Extract every line that contains the word "Wind".

## Given data:
● ● ● ● ●

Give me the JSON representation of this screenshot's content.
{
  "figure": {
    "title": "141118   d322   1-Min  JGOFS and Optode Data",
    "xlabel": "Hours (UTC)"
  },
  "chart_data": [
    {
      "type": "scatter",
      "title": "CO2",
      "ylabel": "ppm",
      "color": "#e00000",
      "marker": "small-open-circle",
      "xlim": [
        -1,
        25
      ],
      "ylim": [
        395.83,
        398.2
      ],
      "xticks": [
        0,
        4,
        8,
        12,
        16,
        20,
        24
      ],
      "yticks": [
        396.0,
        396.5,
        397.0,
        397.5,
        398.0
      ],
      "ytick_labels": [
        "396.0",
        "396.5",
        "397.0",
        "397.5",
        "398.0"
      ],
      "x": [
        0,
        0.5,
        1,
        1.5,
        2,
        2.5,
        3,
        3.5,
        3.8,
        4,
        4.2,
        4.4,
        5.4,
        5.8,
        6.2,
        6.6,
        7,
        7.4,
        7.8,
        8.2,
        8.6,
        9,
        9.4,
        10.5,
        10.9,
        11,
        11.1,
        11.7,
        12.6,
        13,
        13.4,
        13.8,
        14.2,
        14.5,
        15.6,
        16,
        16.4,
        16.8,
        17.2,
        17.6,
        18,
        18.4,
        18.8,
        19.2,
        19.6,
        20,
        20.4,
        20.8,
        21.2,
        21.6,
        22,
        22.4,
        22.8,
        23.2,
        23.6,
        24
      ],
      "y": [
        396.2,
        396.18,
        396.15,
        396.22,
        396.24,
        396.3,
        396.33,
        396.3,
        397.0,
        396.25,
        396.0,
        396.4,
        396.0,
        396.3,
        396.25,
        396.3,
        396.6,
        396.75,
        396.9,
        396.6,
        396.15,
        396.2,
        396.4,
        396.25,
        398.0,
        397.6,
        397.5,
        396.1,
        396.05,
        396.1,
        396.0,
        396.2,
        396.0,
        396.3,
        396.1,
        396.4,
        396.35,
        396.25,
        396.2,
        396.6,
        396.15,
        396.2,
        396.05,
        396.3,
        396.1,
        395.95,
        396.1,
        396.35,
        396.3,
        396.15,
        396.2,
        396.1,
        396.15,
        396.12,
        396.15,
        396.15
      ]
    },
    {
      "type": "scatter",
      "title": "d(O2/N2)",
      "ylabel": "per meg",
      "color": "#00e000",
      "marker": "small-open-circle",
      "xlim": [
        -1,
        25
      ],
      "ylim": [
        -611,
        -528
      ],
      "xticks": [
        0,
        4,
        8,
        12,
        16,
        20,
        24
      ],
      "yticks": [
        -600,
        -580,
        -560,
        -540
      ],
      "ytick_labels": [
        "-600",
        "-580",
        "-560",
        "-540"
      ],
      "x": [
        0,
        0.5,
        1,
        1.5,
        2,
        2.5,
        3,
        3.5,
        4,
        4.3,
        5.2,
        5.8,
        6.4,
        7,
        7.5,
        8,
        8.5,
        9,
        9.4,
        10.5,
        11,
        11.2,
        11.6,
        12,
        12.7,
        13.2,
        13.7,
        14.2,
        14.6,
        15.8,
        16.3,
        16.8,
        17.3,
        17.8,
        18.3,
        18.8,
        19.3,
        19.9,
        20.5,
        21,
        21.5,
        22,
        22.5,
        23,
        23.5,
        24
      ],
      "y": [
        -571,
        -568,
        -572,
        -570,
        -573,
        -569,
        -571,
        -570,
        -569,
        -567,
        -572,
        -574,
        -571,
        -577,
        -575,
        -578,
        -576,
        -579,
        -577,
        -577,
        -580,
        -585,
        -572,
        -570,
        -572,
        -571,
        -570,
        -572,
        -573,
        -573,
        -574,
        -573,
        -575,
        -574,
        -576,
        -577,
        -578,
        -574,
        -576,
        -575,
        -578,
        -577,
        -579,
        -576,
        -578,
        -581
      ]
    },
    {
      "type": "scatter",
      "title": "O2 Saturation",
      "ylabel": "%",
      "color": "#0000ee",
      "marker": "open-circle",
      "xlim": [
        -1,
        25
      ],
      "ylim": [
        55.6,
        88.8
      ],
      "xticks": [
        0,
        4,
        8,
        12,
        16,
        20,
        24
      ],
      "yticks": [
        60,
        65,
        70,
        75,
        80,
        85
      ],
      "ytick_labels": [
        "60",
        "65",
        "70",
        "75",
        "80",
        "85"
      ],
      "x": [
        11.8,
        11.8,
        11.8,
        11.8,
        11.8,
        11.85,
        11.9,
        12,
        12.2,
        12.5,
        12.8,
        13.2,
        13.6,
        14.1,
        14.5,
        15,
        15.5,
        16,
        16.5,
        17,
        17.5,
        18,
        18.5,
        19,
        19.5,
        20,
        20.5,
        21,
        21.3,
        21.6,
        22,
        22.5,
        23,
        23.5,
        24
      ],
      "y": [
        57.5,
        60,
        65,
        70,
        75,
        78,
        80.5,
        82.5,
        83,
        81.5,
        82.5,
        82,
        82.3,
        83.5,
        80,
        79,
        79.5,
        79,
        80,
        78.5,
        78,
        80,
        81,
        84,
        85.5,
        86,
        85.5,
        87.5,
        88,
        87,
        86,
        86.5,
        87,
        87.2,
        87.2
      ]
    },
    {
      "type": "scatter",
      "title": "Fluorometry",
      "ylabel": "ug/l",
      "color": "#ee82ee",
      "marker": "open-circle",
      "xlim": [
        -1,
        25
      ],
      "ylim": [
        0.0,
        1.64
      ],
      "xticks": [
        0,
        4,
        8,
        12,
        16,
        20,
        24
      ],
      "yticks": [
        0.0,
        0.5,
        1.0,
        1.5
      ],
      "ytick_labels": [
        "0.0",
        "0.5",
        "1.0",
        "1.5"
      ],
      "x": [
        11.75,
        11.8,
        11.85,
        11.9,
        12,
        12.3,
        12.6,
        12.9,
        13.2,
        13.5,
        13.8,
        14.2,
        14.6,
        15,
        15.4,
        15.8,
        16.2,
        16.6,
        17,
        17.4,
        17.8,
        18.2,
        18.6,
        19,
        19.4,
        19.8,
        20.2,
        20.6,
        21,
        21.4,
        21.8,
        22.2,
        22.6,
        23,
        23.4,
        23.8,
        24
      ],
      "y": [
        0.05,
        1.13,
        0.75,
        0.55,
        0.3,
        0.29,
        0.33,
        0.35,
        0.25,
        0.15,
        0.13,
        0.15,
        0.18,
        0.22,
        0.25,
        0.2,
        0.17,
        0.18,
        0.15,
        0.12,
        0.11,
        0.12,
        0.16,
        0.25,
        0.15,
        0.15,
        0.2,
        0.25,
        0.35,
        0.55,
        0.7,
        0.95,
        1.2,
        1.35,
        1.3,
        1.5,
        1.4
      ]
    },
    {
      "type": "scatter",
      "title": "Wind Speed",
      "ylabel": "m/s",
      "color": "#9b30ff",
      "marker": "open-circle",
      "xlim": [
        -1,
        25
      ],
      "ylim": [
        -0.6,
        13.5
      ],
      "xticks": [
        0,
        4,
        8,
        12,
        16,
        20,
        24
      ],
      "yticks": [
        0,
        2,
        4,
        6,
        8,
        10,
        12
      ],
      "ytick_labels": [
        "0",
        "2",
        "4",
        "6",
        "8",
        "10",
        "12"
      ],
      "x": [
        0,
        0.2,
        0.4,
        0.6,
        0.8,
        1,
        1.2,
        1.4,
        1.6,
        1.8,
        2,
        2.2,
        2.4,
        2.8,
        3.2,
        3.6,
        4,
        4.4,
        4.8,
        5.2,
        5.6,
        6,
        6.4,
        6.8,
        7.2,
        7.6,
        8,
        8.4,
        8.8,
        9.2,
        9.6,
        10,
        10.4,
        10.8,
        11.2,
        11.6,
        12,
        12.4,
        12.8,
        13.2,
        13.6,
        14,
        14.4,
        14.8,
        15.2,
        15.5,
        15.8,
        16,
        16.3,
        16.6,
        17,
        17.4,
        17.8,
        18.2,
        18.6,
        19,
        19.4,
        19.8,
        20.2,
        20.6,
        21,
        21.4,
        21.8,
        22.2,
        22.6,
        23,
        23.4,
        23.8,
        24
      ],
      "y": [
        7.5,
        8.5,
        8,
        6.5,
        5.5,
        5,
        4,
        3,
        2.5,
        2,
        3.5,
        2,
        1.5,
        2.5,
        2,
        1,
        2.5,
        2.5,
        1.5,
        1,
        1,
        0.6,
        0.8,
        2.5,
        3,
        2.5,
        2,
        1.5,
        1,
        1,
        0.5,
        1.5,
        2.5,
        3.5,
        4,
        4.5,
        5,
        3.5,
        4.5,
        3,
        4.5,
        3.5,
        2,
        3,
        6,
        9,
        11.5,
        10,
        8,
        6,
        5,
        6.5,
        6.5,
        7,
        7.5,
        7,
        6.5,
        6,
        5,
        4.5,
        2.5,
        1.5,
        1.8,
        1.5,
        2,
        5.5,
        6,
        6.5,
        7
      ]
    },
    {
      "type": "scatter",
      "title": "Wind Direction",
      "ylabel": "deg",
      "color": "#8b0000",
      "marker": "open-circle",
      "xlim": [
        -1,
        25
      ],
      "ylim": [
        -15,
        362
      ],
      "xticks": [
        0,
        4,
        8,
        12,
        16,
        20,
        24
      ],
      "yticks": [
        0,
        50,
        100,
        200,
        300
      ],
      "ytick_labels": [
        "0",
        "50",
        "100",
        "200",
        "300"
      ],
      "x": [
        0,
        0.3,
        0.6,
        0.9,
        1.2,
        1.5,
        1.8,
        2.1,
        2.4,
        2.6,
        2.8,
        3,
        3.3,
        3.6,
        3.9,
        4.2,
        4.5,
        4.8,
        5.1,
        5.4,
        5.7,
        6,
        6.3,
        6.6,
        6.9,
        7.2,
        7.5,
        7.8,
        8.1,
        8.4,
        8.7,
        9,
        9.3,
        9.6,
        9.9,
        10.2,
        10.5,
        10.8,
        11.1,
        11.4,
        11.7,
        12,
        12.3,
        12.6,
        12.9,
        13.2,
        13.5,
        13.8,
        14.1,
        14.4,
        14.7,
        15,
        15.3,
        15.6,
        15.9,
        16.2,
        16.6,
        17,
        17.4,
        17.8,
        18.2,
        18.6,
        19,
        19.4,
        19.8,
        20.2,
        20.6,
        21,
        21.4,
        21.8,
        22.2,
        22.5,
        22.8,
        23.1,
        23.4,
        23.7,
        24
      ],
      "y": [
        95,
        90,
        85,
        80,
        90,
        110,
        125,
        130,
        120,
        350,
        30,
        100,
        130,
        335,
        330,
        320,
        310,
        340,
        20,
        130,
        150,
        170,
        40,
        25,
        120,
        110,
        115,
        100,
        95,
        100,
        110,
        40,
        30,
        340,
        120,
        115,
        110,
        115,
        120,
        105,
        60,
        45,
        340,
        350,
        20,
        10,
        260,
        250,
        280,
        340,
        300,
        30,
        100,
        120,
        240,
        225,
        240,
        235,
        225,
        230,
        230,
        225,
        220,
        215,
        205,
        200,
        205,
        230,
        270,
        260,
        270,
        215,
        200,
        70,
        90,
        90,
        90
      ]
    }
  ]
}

● ● ● ● ●

## Solution to this exercise:
      "title": "Wind Speed",
      "title": "Wind Direction",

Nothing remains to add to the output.